> [EXERCISE INSTRUCTIONS]
Count, in the entries, the lines with "gemäß". Answer with the number only.

* * *

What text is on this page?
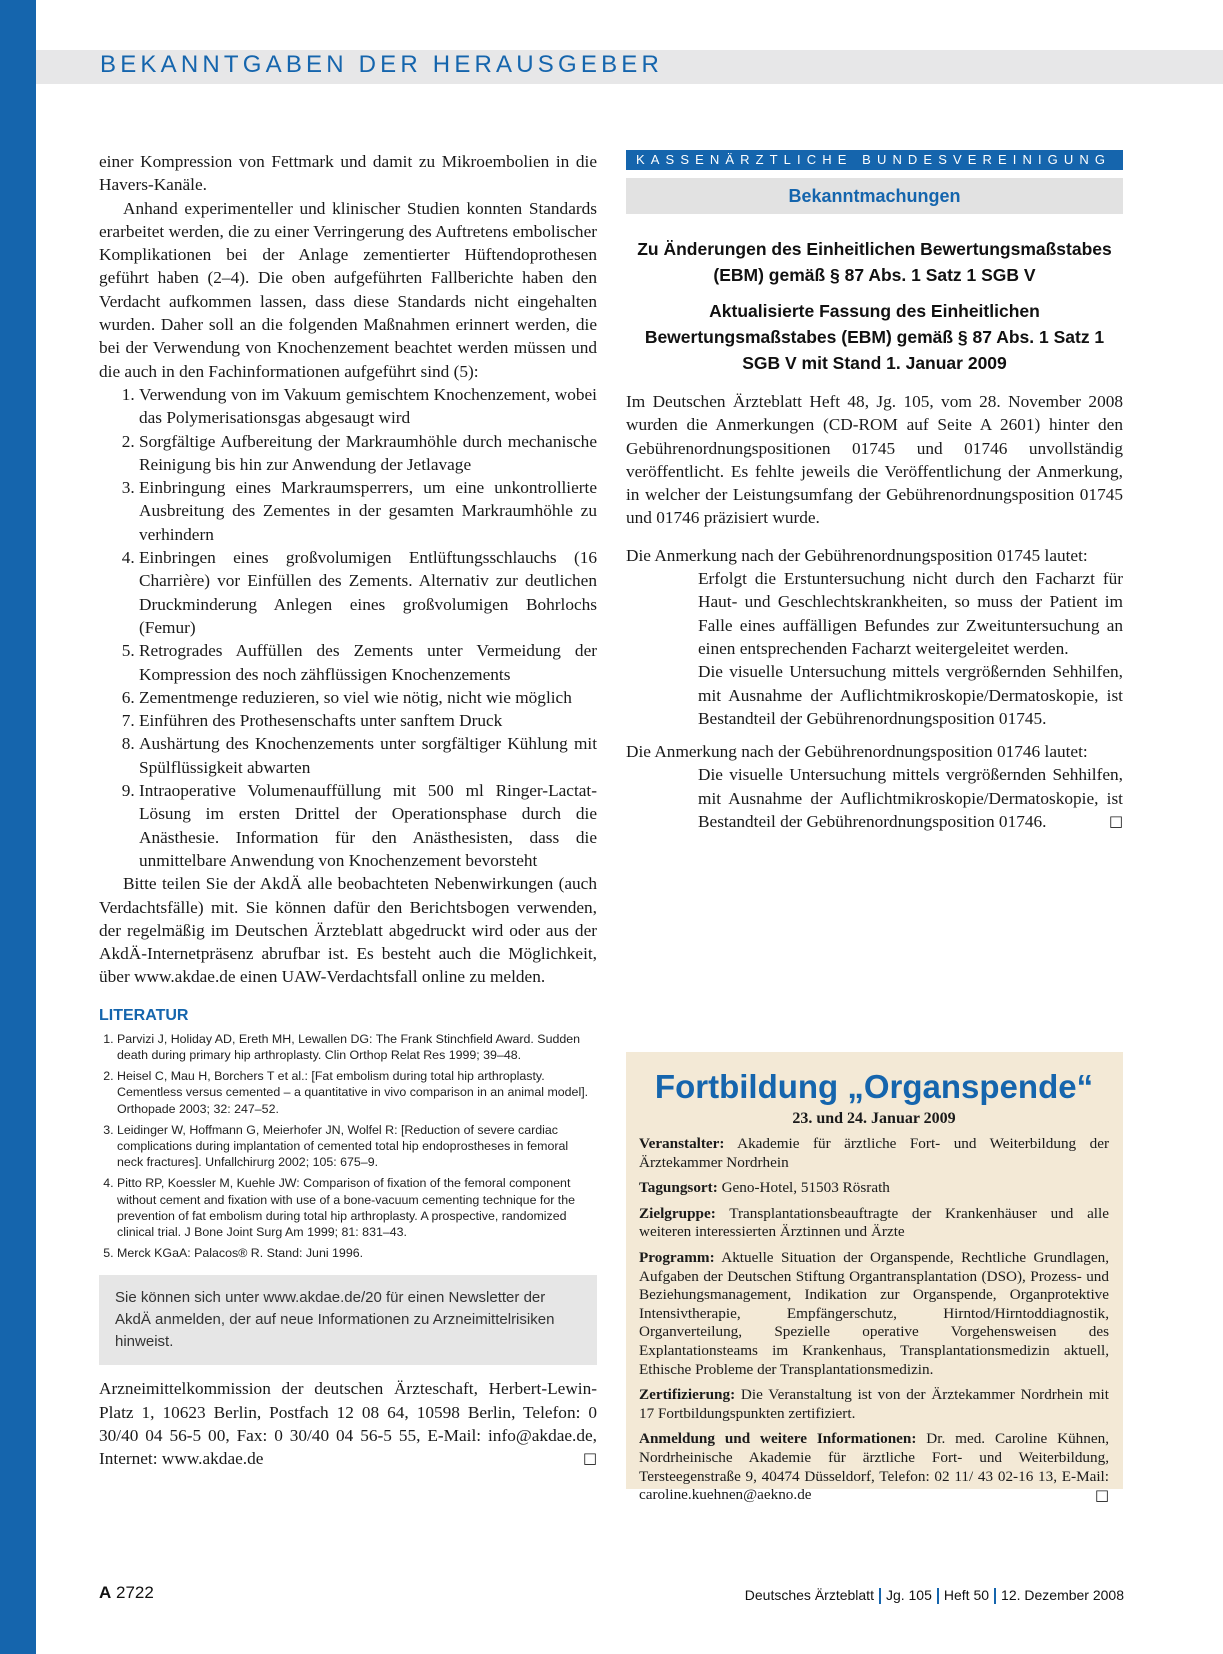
BEKANNTGABEN DER HERAUSGEBER

einer Kompression von Fettmark und damit zu Mikroembolien in die Havers-Kanäle.

Anhand experimenteller und klinischer Studien konnten Standards erarbeitet werden, die zu einer Verringerung des Auftretens embolischer Komplikationen bei der Anlage zementierter Hüftendoprothesen geführt haben (2–4). Die oben aufgeführten Fallberichte haben den Verdacht aufkommen lassen, dass diese Standards nicht eingehalten wurden. Daher soll an die folgenden Maßnahmen erinnert werden, die bei der Verwendung von Knochenzement beachtet werden müssen und die auch in den Fachinformationen aufgeführt sind (5):

1. Verwendung von im Vakuum gemischtem Knochenzement, wobei das Polymerisationsgas abgesaugt wird
2. Sorgfältige Aufbereitung der Markraumhöhle durch mechanische Reinigung bis hin zur Anwendung der Jetlavage
3. Einbringung eines Markraumsperrers, um eine unkontrollierte Ausbreitung des Zementes in der gesamten Markraumhöhle zu verhindern
4. Einbringen eines großvolumigen Entlüftungsschlauchs (16 Charrière) vor Einfüllen des Zements. Alternativ zur deutlichen Druckminderung Anlegen eines großvolumigen Bohrlochs (Femur)
5. Retrogrades Auffüllen des Zements unter Vermeidung der Kompression des noch zähflüssigen Knochenzements
6. Zementmenge reduzieren, so viel wie nötig, nicht wie möglich
7. Einführen des Prothesenschafts unter sanftem Druck
8. Aushärtung des Knochenzements unter sorgfältiger Kühlung mit Spülflüssigkeit abwarten
9. Intraoperative Volumenauffüllung mit 500 ml Ringer-Lactat-Lösung im ersten Drittel der Operationsphase durch die Anästhesie. Information für den Anästhesisten, dass die unmittelbare Anwendung von Knochenzement bevorsteht

Bitte teilen Sie der AkdÄ alle beobachteten Nebenwirkungen (auch Verdachtsfälle) mit. Sie können dafür den Berichtsbogen verwenden, der regelmäßig im Deutschen Ärzteblatt abgedruckt wird oder aus der AkdÄ-Internetpräsenz abrufbar ist. Es besteht auch die Möglichkeit, über www.akdae.de einen UAW-Verdachtsfall online zu melden.

LITERATUR
1. Parvizi J, Holiday AD, Ereth MH, Lewallen DG: The Frank Stinchfield Award. Sudden death during primary hip arthroplasty. Clin Orthop Relat Res 1999; 39–48.
2. Heisel C, Mau H, Borchers T et al.: [Fat embolism during total hip arthroplasty. Cementless versus cemented – a quantitative in vivo comparison in an animal model]. Orthopade 2003; 32: 247–52.
3. Leidinger W, Hoffmann G, Meierhofer JN, Wolfel R: [Reduction of severe cardiac complications during implantation of cemented total hip endoprostheses in femoral neck fractures]. Unfallchirurg 2002; 105: 675–9.
4. Pitto RP, Koessler M, Kuehle JW: Comparison of fixation of the femoral component without cement and fixation with use of a bone-vacuum cementing technique for the prevention of fat embolism during total hip arthroplasty. A prospective, randomized clinical trial. J Bone Joint Surg Am 1999; 81: 831–43.
5. Merck KGaA: Palacos® R. Stand: Juni 1996.
Sie können sich unter www.akdae.de/20 für einen Newsletter der AkdÄ anmelden, der auf neue Informationen zu Arzneimittelrisiken hinweist.

Arzneimittelkommission der deutschen Ärzteschaft, Herbert-Lewin-Platz 1, 10623 Berlin, Postfach 12 08 64, 10598 Berlin, Telefon: 0 30/40 04 56-5 00, Fax: 0 30/40 04 56-5 55, E-Mail: info@akdae.de, Internet: www.akdae.de	□

KASSENÄRZTLICHE BUNDESVEREINIGUNG
Bekanntmachungen
Zu Änderungen des Einheitlichen Bewertungsmaßstabes (EBM) gemäß § 87 Abs. 1 Satz 1 SGB V
Aktualisierte Fassung des Einheitlichen Bewertungsmaßstabes (EBM) gemäß § 87 Abs. 1 Satz 1 SGB V mit Stand 1. Januar 2009

Im Deutschen Ärzteblatt Heft 48, Jg. 105, vom 28. November 2008 wurden die Anmerkungen (CD-ROM auf Seite A 2601) hinter den Gebührenordnungspositionen 01745 und 01746 unvollständig veröffentlicht. Es fehlte jeweils die Veröffentlichung der Anmerkung, in welcher der Leistungsumfang der Gebührenordnungsposition 01745 und 01746 präzisiert wurde.

Die Anmerkung nach der Gebührenordnungsposition 01745 lautet:

Erfolgt die Erstuntersuchung nicht durch den Facharzt für Haut- und Geschlechtskrankheiten, so muss der Patient im Falle eines auffälligen Befundes zur Zweituntersuchung an einen entsprechenden Facharzt weitergeleitet werden.

Die visuelle Untersuchung mittels vergrößernden Sehhilfen, mit Ausnahme der Auflichtmikroskopie/Dermatoskopie, ist Bestandteil der Gebührenordnungsposition 01745.

Die Anmerkung nach der Gebührenordnungsposition 01746 lautet:

Die visuelle Untersuchung mittels vergrößernden Sehhilfen, mit Ausnahme der Auflichtmikroskopie/Dermatoskopie, ist Bestandteil der Gebührenordnungsposition 01746.	□

Fortbildung „Organspende“
23. und 24. Januar 2009

Veranstalter: Akademie für ärztliche Fort- und Weiterbildung der Ärztekammer Nordrhein

Tagungsort: Geno-Hotel, 51503 Rösrath

Zielgruppe: Transplantationsbeauftragte der Krankenhäuser und alle weiteren interessierten Ärztinnen und Ärzte

Programm: Aktuelle Situation der Organspende, Rechtliche Grundlagen, Aufgaben der Deutschen Stiftung Organtransplantation (DSO), Prozess- und Beziehungsmanagement, Indikation zur Organspende, Organprotektive Intensivtherapie, Empfängerschutz, Hirntod/Hirntoddiagnostik, Organverteilung, Spezielle operative Vorgehensweisen des Explantationsteams im Krankenhaus, Transplantationsmedizin aktuell, Ethische Probleme der Transplantationsmedizin.

Zertifizierung: Die Veranstaltung ist von der Ärztekammer Nordrhein mit 17 Fortbildungspunkten zertifiziert.

Anmeldung und weitere Informationen: Dr. med. Caroline Kühnen, Nordrheinische Akademie für ärztliche Fort- und Weiterbildung, Tersteegenstraße 9, 40474 Düsseldorf, Telefon: 02 11/ 43 02-16 13, E-Mail: caroline.kuehnen@aekno.de	□

A 2722	Deutsches Ärzteblatt Jg. 105 Heft 50 12. Dezember 2008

* * *

> [SOLVED PROBLEM]
2